§ **To do**
Every line that contains the word "this" should be copied.

§ **Supplied data**
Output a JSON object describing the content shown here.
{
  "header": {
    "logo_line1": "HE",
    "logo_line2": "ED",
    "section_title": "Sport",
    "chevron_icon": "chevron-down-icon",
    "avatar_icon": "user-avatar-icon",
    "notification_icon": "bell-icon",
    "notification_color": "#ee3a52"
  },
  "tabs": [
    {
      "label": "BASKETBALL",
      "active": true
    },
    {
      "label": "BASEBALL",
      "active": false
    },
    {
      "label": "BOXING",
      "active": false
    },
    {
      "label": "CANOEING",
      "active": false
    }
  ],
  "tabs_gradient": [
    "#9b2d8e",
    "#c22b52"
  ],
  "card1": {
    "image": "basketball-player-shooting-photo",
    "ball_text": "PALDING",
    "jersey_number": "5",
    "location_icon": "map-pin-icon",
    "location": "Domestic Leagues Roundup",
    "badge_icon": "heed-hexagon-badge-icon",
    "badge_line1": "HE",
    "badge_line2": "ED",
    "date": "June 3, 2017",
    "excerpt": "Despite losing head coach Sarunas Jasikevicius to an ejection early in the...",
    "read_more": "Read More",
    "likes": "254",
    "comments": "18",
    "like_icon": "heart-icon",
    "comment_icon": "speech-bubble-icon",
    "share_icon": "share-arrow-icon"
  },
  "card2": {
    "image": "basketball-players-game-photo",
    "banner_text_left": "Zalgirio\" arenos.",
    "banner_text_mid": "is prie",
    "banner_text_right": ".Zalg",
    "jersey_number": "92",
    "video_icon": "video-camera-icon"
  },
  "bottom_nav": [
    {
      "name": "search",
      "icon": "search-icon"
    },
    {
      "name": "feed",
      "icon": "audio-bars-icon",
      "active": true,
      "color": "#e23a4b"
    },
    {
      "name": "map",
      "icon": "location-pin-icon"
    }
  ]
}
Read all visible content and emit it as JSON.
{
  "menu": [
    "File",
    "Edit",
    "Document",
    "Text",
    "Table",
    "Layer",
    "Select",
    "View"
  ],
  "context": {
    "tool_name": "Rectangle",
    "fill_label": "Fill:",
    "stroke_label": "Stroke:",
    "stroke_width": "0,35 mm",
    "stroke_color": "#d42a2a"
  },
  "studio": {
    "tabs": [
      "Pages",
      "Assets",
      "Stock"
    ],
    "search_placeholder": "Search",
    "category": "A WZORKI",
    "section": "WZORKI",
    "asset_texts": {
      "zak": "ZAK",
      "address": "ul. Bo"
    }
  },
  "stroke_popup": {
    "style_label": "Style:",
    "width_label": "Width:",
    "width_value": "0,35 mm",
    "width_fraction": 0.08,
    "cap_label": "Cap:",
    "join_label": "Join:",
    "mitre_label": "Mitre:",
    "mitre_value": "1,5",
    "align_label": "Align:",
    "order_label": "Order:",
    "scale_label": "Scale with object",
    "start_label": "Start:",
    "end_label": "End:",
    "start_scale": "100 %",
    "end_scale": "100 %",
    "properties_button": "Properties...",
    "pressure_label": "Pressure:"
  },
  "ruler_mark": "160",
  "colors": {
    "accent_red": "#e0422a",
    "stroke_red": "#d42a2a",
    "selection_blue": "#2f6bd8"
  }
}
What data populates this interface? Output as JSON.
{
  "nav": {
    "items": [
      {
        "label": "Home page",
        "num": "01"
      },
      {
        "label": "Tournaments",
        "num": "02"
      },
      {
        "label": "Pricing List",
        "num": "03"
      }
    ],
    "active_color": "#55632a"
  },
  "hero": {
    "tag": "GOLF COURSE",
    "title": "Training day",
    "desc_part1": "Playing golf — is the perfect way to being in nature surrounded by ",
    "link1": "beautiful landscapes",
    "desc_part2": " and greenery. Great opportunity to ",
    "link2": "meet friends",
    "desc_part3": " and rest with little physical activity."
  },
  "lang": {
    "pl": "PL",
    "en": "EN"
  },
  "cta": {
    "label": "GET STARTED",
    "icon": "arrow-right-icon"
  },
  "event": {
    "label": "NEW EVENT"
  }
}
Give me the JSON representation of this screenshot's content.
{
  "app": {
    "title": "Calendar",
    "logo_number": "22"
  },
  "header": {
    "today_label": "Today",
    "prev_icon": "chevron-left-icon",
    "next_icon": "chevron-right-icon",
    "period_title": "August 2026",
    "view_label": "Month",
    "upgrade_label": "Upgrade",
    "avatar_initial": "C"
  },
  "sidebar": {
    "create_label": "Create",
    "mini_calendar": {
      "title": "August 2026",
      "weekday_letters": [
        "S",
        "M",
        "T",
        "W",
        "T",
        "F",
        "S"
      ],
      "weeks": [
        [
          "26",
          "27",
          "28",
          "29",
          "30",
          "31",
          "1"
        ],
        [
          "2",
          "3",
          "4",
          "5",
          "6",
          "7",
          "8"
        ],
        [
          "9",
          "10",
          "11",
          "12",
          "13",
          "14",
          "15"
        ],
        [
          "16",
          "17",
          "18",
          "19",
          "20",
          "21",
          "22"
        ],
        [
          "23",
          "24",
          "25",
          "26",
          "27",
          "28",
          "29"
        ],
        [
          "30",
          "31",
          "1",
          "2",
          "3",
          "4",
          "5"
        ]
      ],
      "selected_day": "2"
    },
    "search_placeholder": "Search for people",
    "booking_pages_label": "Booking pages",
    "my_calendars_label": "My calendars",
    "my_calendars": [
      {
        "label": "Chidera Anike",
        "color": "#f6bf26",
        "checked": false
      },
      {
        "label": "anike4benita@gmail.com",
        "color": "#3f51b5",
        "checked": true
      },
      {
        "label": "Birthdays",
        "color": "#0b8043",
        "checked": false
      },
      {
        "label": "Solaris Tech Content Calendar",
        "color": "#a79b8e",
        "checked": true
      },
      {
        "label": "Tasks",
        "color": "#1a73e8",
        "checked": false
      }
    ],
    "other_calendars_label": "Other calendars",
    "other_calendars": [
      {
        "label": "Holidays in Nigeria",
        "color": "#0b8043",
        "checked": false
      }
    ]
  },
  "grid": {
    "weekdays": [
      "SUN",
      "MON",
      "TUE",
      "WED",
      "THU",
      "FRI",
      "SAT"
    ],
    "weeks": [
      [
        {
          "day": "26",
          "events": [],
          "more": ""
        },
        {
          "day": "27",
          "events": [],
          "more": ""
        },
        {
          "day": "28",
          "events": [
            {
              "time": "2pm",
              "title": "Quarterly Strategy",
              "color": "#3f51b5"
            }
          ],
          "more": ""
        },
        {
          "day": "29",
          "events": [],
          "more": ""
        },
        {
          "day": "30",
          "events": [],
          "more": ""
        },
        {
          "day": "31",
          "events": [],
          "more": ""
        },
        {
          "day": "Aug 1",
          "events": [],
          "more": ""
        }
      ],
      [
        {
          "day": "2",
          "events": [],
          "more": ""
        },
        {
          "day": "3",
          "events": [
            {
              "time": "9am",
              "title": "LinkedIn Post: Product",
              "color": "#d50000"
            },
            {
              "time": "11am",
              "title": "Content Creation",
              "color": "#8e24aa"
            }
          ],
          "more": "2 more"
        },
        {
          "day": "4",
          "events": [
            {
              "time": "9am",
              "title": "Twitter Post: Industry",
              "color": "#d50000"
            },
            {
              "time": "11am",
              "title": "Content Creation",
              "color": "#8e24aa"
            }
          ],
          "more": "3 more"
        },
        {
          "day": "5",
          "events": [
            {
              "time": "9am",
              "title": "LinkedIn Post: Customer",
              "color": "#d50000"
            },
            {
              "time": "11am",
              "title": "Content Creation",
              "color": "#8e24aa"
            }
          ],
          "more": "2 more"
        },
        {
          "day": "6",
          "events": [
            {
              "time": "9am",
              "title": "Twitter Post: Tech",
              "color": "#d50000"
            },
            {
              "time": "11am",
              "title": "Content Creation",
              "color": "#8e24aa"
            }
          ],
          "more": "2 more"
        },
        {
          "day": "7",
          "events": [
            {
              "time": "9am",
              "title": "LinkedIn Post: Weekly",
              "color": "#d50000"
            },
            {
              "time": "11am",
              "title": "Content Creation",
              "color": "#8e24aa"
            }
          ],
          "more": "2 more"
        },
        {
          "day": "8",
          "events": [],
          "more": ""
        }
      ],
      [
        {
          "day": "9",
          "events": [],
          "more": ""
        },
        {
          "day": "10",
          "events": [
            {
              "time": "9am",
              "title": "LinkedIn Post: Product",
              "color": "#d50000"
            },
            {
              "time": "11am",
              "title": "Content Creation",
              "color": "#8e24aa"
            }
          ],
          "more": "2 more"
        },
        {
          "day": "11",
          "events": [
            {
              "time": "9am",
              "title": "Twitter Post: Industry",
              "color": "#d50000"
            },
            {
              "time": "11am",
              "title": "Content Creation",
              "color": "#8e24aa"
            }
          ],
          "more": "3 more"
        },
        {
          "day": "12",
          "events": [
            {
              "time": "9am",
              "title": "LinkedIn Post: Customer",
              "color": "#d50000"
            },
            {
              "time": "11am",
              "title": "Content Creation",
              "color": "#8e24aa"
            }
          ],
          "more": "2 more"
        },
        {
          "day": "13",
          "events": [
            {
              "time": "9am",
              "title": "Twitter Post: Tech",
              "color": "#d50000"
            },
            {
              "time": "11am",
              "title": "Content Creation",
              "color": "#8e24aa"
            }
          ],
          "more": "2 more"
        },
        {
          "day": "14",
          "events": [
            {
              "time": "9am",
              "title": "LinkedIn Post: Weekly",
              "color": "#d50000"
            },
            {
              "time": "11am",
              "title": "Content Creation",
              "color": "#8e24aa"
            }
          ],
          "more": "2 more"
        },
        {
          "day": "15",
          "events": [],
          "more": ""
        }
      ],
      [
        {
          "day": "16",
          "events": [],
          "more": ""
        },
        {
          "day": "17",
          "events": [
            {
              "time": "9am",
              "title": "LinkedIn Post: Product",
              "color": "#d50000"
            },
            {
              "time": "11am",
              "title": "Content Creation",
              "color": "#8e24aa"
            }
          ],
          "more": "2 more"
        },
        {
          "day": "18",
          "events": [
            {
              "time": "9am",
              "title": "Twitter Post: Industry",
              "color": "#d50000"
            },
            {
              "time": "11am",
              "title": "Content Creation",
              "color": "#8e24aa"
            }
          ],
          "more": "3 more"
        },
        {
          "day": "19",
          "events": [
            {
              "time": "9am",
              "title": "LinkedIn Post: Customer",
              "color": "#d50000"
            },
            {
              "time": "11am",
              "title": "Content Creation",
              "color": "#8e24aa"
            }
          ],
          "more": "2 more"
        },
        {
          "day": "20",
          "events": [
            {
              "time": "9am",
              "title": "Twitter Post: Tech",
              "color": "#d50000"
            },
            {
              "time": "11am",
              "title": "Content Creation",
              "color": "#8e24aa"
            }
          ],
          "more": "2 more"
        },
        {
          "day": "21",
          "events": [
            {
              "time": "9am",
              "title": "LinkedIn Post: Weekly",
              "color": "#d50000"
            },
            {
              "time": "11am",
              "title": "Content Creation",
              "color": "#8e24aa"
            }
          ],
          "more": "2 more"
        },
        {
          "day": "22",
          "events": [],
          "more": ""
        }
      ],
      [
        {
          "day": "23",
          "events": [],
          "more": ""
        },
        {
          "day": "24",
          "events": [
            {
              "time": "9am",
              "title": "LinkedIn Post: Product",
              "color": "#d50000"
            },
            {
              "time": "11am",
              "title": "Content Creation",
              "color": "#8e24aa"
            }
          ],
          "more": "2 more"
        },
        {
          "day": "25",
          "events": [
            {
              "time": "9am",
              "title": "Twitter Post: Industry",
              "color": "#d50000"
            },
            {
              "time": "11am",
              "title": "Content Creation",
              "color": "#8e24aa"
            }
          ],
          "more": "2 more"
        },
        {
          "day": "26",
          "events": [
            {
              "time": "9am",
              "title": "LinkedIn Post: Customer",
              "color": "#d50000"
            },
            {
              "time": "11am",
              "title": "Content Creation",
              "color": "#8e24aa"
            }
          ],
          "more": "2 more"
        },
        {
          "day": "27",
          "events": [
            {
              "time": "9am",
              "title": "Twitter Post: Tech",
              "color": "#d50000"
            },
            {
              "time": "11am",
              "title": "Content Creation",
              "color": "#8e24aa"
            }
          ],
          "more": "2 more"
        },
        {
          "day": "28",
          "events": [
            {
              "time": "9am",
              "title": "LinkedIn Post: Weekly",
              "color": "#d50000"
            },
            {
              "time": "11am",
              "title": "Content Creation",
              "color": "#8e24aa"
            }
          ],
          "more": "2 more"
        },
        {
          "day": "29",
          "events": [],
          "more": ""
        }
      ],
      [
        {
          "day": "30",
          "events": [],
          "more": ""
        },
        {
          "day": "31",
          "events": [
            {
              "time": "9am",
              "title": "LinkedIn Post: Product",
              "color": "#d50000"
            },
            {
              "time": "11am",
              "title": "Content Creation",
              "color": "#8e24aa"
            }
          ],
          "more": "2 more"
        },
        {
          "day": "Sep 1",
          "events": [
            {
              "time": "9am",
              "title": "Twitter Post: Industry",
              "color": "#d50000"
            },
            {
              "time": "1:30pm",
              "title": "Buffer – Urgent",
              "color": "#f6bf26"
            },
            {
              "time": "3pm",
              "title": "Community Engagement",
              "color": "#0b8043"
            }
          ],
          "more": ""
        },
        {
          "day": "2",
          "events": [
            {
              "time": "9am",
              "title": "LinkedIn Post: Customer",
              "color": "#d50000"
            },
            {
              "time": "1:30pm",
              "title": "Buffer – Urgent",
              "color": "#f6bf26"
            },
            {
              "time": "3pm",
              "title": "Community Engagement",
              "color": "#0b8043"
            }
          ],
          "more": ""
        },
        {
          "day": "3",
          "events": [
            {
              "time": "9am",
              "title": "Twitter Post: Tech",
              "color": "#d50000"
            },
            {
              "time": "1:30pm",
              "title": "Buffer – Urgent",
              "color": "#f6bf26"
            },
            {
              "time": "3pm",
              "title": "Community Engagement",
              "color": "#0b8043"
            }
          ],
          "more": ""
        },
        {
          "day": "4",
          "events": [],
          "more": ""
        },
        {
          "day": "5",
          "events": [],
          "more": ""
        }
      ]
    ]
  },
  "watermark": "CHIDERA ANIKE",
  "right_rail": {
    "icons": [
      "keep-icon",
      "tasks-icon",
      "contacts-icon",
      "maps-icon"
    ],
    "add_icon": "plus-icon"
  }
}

§ **Correct output**
What data populates this interface? Output as JSON.
Give me the JSON representation of this screenshot's content.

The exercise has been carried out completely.